* Start *

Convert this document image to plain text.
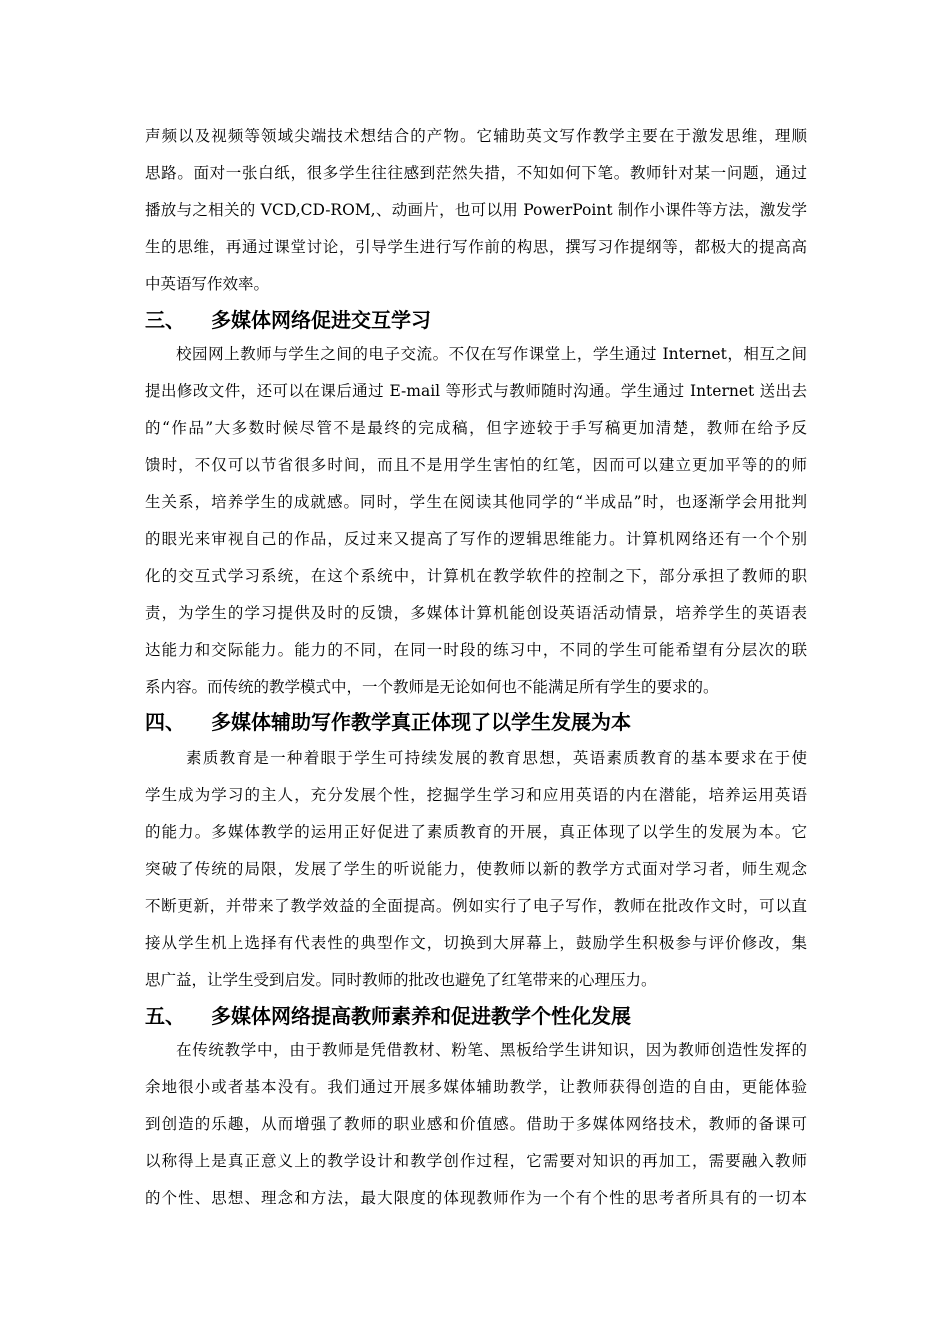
声频以及视频等领域尖端技术想结合的产物。它辅助英文写作教学主要在于激发思维，理顺
思路。面对一张白纸，很多学生往往感到茫然失措，不知如何下笔。教师针对某一问题，通过
播放与之相关的 VCD,CD-ROM,、动画片，也可以用 PowerPoint 制作小课件等方法，激发学
生的思维，再通过课堂讨论，引导学生进行写作前的构思，撰写习作提纲等，都极大的提高高
中英语写作效率。
三、 多媒体网络促进交互学习
校园网上教师与学生之间的电子交流。不仅在写作课堂上，学生通过 Internet，相互之间
提出修改文件，还可以在课后通过 E-mail 等形式与教师随时沟通。学生通过 Internet 送出去
的“作品”大多数时候尽管不是最终的完成稿，但字迹较于手写稿更加清楚，教师在给予反
馈时，不仅可以节省很多时间，而且不是用学生害怕的红笔，因而可以建立更加平等的的师
生关系，培养学生的成就感。同时，学生在阅读其他同学的“半成品”时，也逐渐学会用批判
的眼光来审视自己的作品，反过来又提高了写作的逻辑思维能力。计算机网络还有一个个别
化的交互式学习系统，在这个系统中，计算机在教学软件的控制之下，部分承担了教师的职
责，为学生的学习提供及时的反馈，多媒体计算机能创设英语活动情景，培养学生的英语表
达能力和交际能力。能力的不同，在同一时段的练习中，不同的学生可能希望有分层次的联
系内容。而传统的教学模式中，一个教师是无论如何也不能满足所有学生的要求的。
四、 多媒体辅助写作教学真正体现了以学生发展为本
素质教育是一种着眼于学生可持续发展的教育思想，英语素质教育的基本要求在于使
学生成为学习的主人，充分发展个性，挖掘学生学习和应用英语的内在潜能，培养运用英语
的能力。多媒体教学的运用正好促进了素质教育的开展，真正体现了以学生的发展为本。它
突破了传统的局限，发展了学生的听说能力，使教师以新的教学方式面对学习者，师生观念
不断更新，并带来了教学效益的全面提高。例如实行了电子写作，教师在批改作文时，可以直
接从学生机上选择有代表性的典型作文，切换到大屏幕上，鼓励学生积极参与评价修改，集
思广益，让学生受到启发。同时教师的批改也避免了红笔带来的心理压力。
五、 多媒体网络提高教师素养和促进教学个性化发展
在传统教学中，由于教师是凭借教材、粉笔、黑板给学生讲知识，因为教师创造性发挥的
余地很小或者基本没有。我们通过开展多媒体辅助教学，让教师获得创造的自由，更能体验
到创造的乐趣，从而增强了教师的职业感和价值感。借助于多媒体网络技术，教师的备课可
以称得上是真正意义上的教学设计和教学创作过程，它需要对知识的再加工，需要融入教师
的个性、思想、理念和方法，最大限度的体现教师作为一个有个性的思考者所具有的一切本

* End *

_WHAT IS REQUIRED_
Without the pictures, print the whole listing exactly as given.

_ANSWER TO THE PROBLEM_
Convert this document image to plain text.
声频以及视频等领域尖端技术想结合的产物。它辅助英文写作教学主要在于激发思维，理顺
思路。面对一张白纸，很多学生往往感到茫然失措，不知如何下笔。教师针对某一问题，通过
播放与之相关的 VCD,CD-ROM,、动画片，也可以用 PowerPoint 制作小课件等方法，激发学
生的思维，再通过课堂讨论，引导学生进行写作前的构思，撰写习作提纲等，都极大的提高高
中英语写作效率。
三、 多媒体网络促进交互学习
校园网上教师与学生之间的电子交流。不仅在写作课堂上，学生通过 Internet，相互之间
提出修改文件，还可以在课后通过 E-mail 等形式与教师随时沟通。学生通过 Internet 送出去
的“作品”大多数时候尽管不是最终的完成稿，但字迹较于手写稿更加清楚，教师在给予反
馈时，不仅可以节省很多时间，而且不是用学生害怕的红笔，因而可以建立更加平等的的师
生关系，培养学生的成就感。同时，学生在阅读其他同学的“半成品”时，也逐渐学会用批判
的眼光来审视自己的作品，反过来又提高了写作的逻辑思维能力。计算机网络还有一个个别
化的交互式学习系统，在这个系统中，计算机在教学软件的控制之下，部分承担了教师的职
责，为学生的学习提供及时的反馈，多媒体计算机能创设英语活动情景，培养学生的英语表
达能力和交际能力。能力的不同，在同一时段的练习中，不同的学生可能希望有分层次的联
系内容。而传统的教学模式中，一个教师是无论如何也不能满足所有学生的要求的。
四、 多媒体辅助写作教学真正体现了以学生发展为本
素质教育是一种着眼于学生可持续发展的教育思想，英语素质教育的基本要求在于使
学生成为学习的主人，充分发展个性，挖掘学生学习和应用英语的内在潜能，培养运用英语
的能力。多媒体教学的运用正好促进了素质教育的开展，真正体现了以学生的发展为本。它
突破了传统的局限，发展了学生的听说能力，使教师以新的教学方式面对学习者，师生观念
不断更新，并带来了教学效益的全面提高。例如实行了电子写作，教师在批改作文时，可以直
接从学生机上选择有代表性的典型作文，切换到大屏幕上，鼓励学生积极参与评价修改，集
思广益，让学生受到启发。同时教师的批改也避免了红笔带来的心理压力。
五、 多媒体网络提高教师素养和促进教学个性化发展
在传统教学中，由于教师是凭借教材、粉笔、黑板给学生讲知识，因为教师创造性发挥的
余地很小或者基本没有。我们通过开展多媒体辅助教学，让教师获得创造的自由，更能体验
到创造的乐趣，从而增强了教师的职业感和价值感。借助于多媒体网络技术，教师的备课可
以称得上是真正意义上的教学设计和教学创作过程，它需要对知识的再加工，需要融入教师
的个性、思想、理念和方法，最大限度的体现教师作为一个有个性的思考者所具有的一切本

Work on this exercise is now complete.